DATA SHOWN:
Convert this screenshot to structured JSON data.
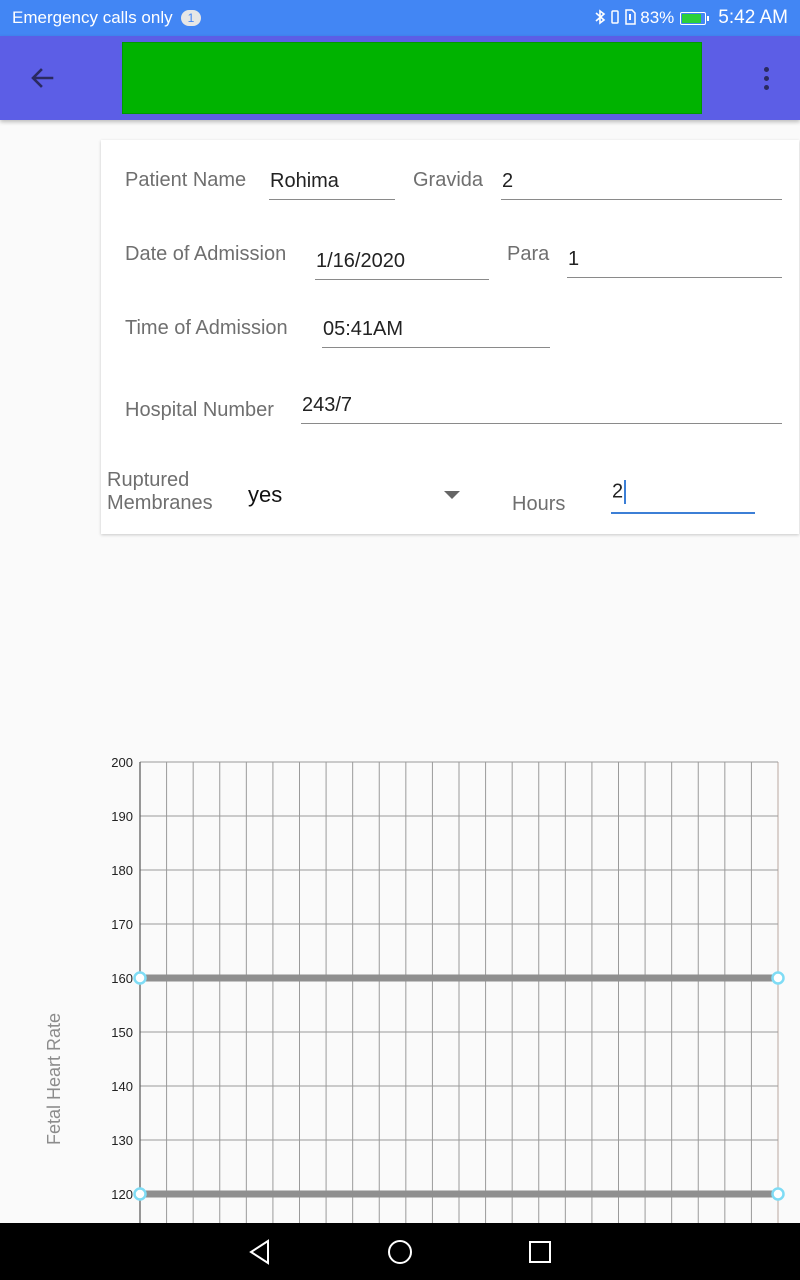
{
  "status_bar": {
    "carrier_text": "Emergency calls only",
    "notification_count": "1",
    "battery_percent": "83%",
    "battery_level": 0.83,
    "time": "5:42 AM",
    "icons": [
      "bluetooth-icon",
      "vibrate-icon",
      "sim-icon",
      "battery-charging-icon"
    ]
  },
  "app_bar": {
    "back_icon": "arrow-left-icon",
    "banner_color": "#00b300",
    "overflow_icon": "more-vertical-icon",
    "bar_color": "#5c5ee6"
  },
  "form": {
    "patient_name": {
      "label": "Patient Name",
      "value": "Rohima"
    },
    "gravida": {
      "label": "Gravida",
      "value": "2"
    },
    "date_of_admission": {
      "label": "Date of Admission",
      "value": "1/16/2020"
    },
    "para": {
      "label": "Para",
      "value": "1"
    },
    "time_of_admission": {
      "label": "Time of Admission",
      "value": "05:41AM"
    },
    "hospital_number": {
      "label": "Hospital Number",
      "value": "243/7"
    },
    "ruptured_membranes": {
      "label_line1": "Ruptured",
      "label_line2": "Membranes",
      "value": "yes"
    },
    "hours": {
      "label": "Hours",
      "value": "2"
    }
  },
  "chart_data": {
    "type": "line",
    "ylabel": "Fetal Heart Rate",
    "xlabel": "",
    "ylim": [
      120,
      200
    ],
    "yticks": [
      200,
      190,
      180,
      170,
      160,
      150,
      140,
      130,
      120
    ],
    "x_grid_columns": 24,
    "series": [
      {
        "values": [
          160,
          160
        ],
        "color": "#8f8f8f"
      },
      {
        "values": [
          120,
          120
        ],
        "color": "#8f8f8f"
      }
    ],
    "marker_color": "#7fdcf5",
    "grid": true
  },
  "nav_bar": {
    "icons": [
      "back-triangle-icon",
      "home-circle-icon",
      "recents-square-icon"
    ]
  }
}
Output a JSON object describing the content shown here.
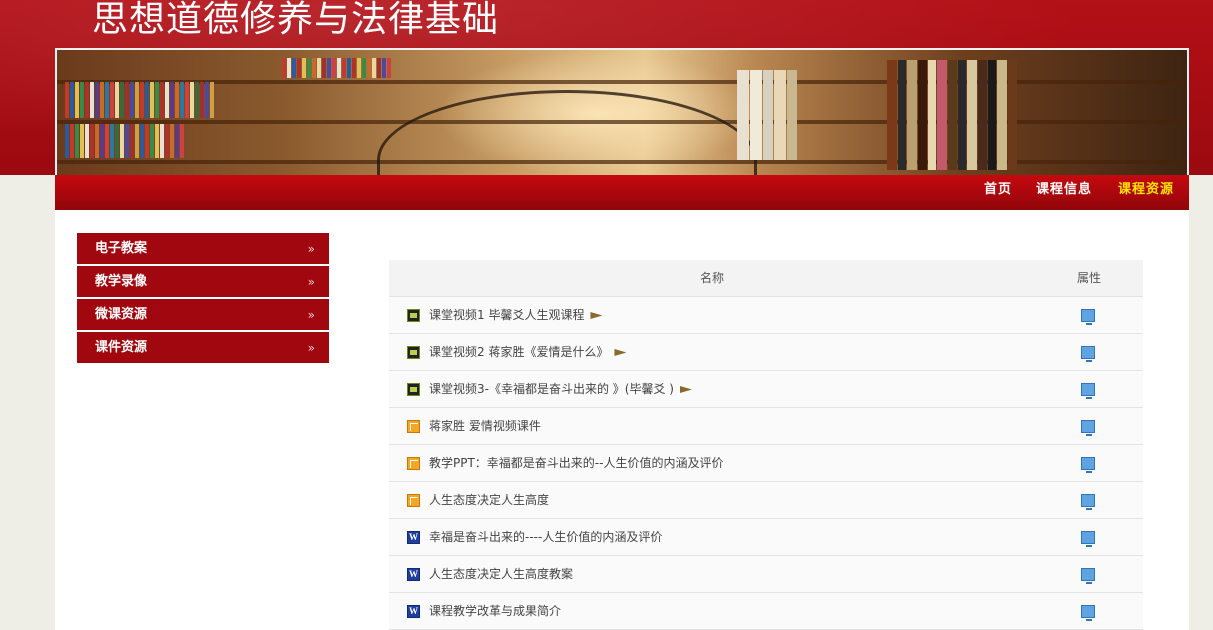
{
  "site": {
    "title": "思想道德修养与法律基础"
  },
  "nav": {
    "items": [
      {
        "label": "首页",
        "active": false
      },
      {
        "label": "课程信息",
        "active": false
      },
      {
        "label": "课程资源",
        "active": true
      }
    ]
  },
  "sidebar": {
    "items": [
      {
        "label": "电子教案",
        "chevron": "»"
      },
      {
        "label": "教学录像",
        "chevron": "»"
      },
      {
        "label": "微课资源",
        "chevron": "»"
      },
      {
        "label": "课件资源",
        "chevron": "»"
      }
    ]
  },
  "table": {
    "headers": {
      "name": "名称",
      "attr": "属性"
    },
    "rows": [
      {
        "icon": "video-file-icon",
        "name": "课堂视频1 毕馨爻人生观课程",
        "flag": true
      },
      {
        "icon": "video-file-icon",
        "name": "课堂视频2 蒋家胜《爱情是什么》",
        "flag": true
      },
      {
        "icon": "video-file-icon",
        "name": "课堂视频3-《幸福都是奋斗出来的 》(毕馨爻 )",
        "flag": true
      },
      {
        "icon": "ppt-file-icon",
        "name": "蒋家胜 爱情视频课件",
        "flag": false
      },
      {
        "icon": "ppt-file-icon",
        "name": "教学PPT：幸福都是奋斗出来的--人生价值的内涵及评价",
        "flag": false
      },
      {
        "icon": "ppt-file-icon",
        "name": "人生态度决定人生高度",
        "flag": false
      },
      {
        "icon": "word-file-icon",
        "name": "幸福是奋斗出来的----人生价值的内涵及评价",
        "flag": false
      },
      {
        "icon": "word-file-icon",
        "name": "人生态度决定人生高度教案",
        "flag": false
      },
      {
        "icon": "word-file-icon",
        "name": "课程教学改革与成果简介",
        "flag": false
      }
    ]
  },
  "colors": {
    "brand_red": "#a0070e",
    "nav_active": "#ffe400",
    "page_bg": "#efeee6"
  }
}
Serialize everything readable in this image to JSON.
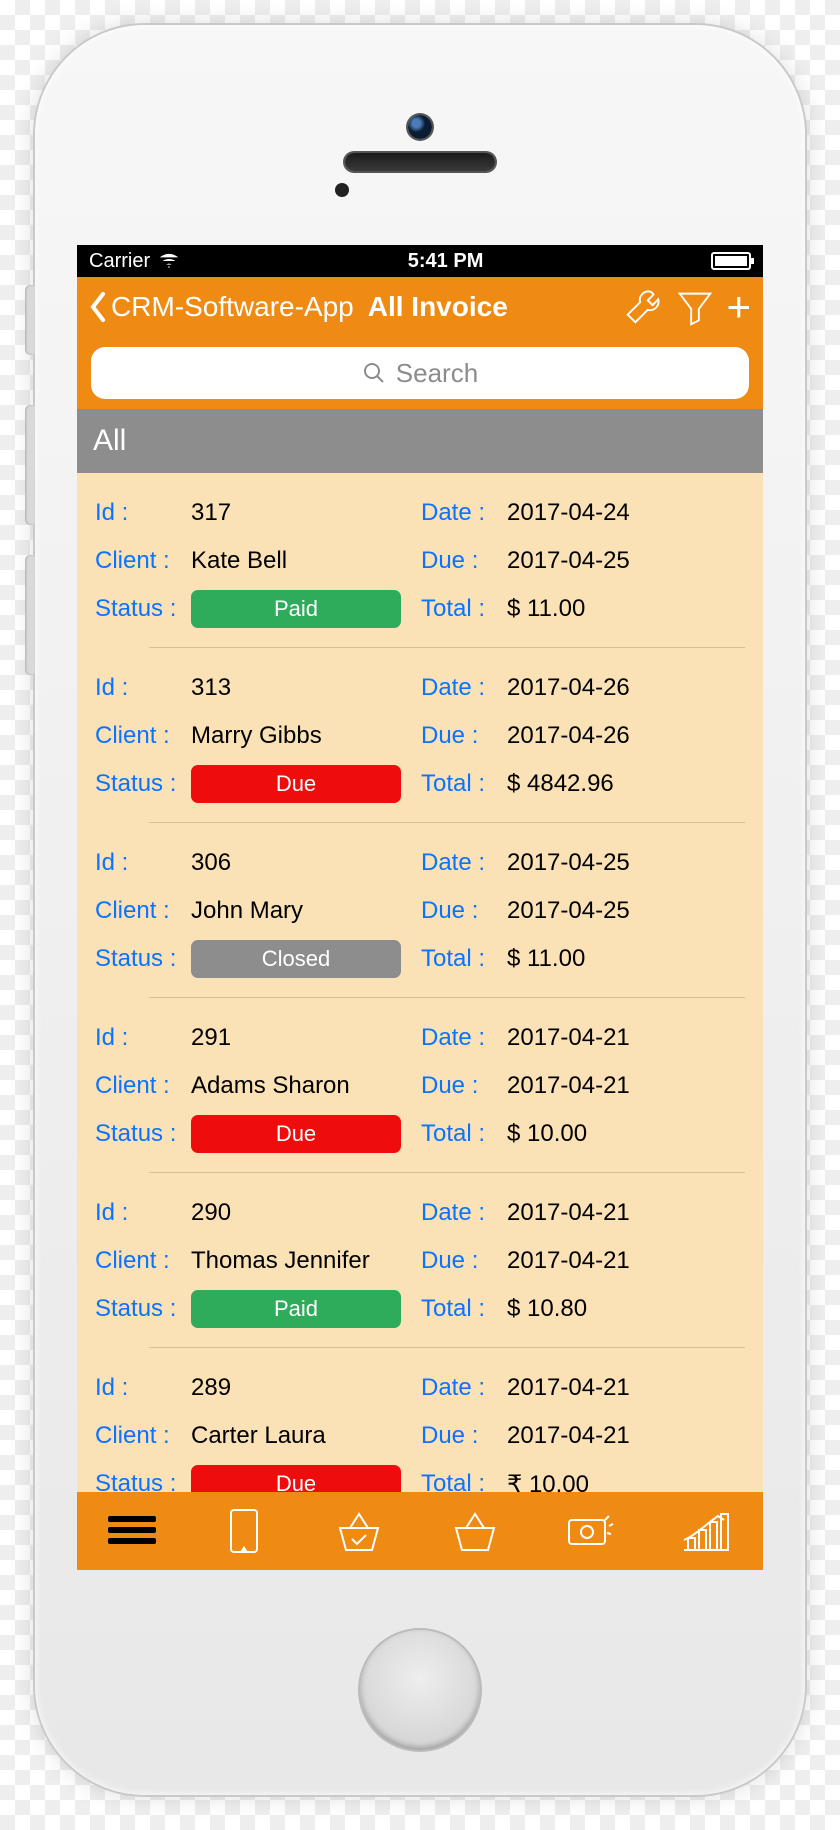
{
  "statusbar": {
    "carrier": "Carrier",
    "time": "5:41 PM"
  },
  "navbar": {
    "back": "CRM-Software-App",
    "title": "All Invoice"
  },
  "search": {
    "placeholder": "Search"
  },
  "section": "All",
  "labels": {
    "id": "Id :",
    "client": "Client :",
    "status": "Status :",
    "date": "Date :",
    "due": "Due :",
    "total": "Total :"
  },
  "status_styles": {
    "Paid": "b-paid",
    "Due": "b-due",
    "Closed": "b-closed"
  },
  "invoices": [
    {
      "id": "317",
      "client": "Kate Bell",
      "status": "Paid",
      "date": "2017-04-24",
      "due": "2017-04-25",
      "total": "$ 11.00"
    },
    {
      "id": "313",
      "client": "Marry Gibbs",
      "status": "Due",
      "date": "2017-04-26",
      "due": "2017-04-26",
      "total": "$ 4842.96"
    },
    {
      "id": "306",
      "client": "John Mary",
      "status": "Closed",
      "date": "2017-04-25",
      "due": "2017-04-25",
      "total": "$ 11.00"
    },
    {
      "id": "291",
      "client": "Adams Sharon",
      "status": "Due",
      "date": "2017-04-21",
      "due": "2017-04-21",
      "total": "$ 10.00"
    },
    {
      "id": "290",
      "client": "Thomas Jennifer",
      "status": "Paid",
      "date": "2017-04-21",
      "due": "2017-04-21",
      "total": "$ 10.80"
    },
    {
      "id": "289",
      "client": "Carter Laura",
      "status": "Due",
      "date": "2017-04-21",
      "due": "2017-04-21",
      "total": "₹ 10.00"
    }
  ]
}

REQUIREMENTS: All of the data above should be quoted exactly, except for the pictures.

THE OUTPUT:
Convert this screenshot to structured JSON data.
{
  "status_bar": {
    "carrier_text": "Emergency calls only",
    "notification_count": "1",
    "battery_percent": "83%",
    "battery_level": 0.83,
    "time": "5:42 AM",
    "icons": [
      "bluetooth-icon",
      "vibrate-icon",
      "sim-icon",
      "battery-charging-icon"
    ]
  },
  "app_bar": {
    "back_icon": "arrow-left-icon",
    "banner_color": "#00b300",
    "overflow_icon": "more-vertical-icon",
    "bar_color": "#5c5ee6"
  },
  "form": {
    "patient_name": {
      "label": "Patient Name",
      "value": "Rohima"
    },
    "gravida": {
      "label": "Gravida",
      "value": "2"
    },
    "date_of_admission": {
      "label": "Date of Admission",
      "value": "1/16/2020"
    },
    "para": {
      "label": "Para",
      "value": "1"
    },
    "time_of_admission": {
      "label": "Time of Admission",
      "value": "05:41AM"
    },
    "hospital_number": {
      "label": "Hospital Number",
      "value": "243/7"
    },
    "ruptured_membranes": {
      "label_line1": "Ruptured",
      "label_line2": "Membranes",
      "value": "yes"
    },
    "hours": {
      "label": "Hours",
      "value": "2"
    }
  },
  "chart_data": {
    "type": "line",
    "ylabel": "Fetal Heart Rate",
    "xlabel": "",
    "ylim": [
      120,
      200
    ],
    "yticks": [
      200,
      190,
      180,
      170,
      160,
      150,
      140,
      130,
      120
    ],
    "x_grid_columns": 24,
    "series": [
      {
        "values": [
          160,
          160
        ],
        "color": "#8f8f8f"
      },
      {
        "values": [
          120,
          120
        ],
        "color": "#8f8f8f"
      }
    ],
    "marker_color": "#7fdcf5",
    "grid": true
  },
  "nav_bar": {
    "icons": [
      "back-triangle-icon",
      "home-circle-icon",
      "recents-square-icon"
    ]
  }
}
Output a JSON object describing the content shown here.
{
  "site": {
    "title": "思想道德修养与法律基础"
  },
  "nav": {
    "items": [
      {
        "label": "首页",
        "active": false
      },
      {
        "label": "课程信息",
        "active": false
      },
      {
        "label": "课程资源",
        "active": true
      }
    ]
  },
  "sidebar": {
    "items": [
      {
        "label": "电子教案",
        "chevron": "»"
      },
      {
        "label": "教学录像",
        "chevron": "»"
      },
      {
        "label": "微课资源",
        "chevron": "»"
      },
      {
        "label": "课件资源",
        "chevron": "»"
      }
    ]
  },
  "table": {
    "headers": {
      "name": "名称",
      "attr": "属性"
    },
    "rows": [
      {
        "icon": "video-file-icon",
        "name": "课堂视频1 毕馨爻人生观课程",
        "flag": true
      },
      {
        "icon": "video-file-icon",
        "name": "课堂视频2 蒋家胜《爱情是什么》",
        "flag": true
      },
      {
        "icon": "video-file-icon",
        "name": "课堂视频3-《幸福都是奋斗出来的 》(毕馨爻 )",
        "flag": true
      },
      {
        "icon": "ppt-file-icon",
        "name": "蒋家胜 爱情视频课件",
        "flag": false
      },
      {
        "icon": "ppt-file-icon",
        "name": "教学PPT：幸福都是奋斗出来的--人生价值的内涵及评价",
        "flag": false
      },
      {
        "icon": "ppt-file-icon",
        "name": "人生态度决定人生高度",
        "flag": false
      },
      {
        "icon": "word-file-icon",
        "name": "幸福是奋斗出来的----人生价值的内涵及评价",
        "flag": false
      },
      {
        "icon": "word-file-icon",
        "name": "人生态度决定人生高度教案",
        "flag": false
      },
      {
        "icon": "word-file-icon",
        "name": "课程教学改革与成果简介",
        "flag": false
      }
    ]
  },
  "colors": {
    "brand_red": "#a0070e",
    "nav_active": "#ffe400",
    "page_bg": "#efeee6"
  }
}
Serialize everything readable in this image to JSON.
{
  "statusbar": {
    "carrier": "Carrier",
    "time": "5:41 PM"
  },
  "navbar": {
    "back": "CRM-Software-App",
    "title": "All Invoice"
  },
  "search": {
    "placeholder": "Search"
  },
  "section": "All",
  "labels": {
    "id": "Id :",
    "client": "Client :",
    "status": "Status :",
    "date": "Date :",
    "due": "Due :",
    "total": "Total :"
  },
  "status_styles": {
    "Paid": "b-paid",
    "Due": "b-due",
    "Closed": "b-closed"
  },
  "invoices": [
    {
      "id": "317",
      "client": "Kate Bell",
      "status": "Paid",
      "date": "2017-04-24",
      "due": "2017-04-25",
      "total": "$ 11.00"
    },
    {
      "id": "313",
      "client": "Marry Gibbs",
      "status": "Due",
      "date": "2017-04-26",
      "due": "2017-04-26",
      "total": "$ 4842.96"
    },
    {
      "id": "306",
      "client": "John Mary",
      "status": "Closed",
      "date": "2017-04-25",
      "due": "2017-04-25",
      "total": "$ 11.00"
    },
    {
      "id": "291",
      "client": "Adams Sharon",
      "status": "Due",
      "date": "2017-04-21",
      "due": "2017-04-21",
      "total": "$ 10.00"
    },
    {
      "id": "290",
      "client": "Thomas Jennifer",
      "status": "Paid",
      "date": "2017-04-21",
      "due": "2017-04-21",
      "total": "$ 10.80"
    },
    {
      "id": "289",
      "client": "Carter Laura",
      "status": "Due",
      "date": "2017-04-21",
      "due": "2017-04-21",
      "total": "₹ 10.00"
    }
  ]
}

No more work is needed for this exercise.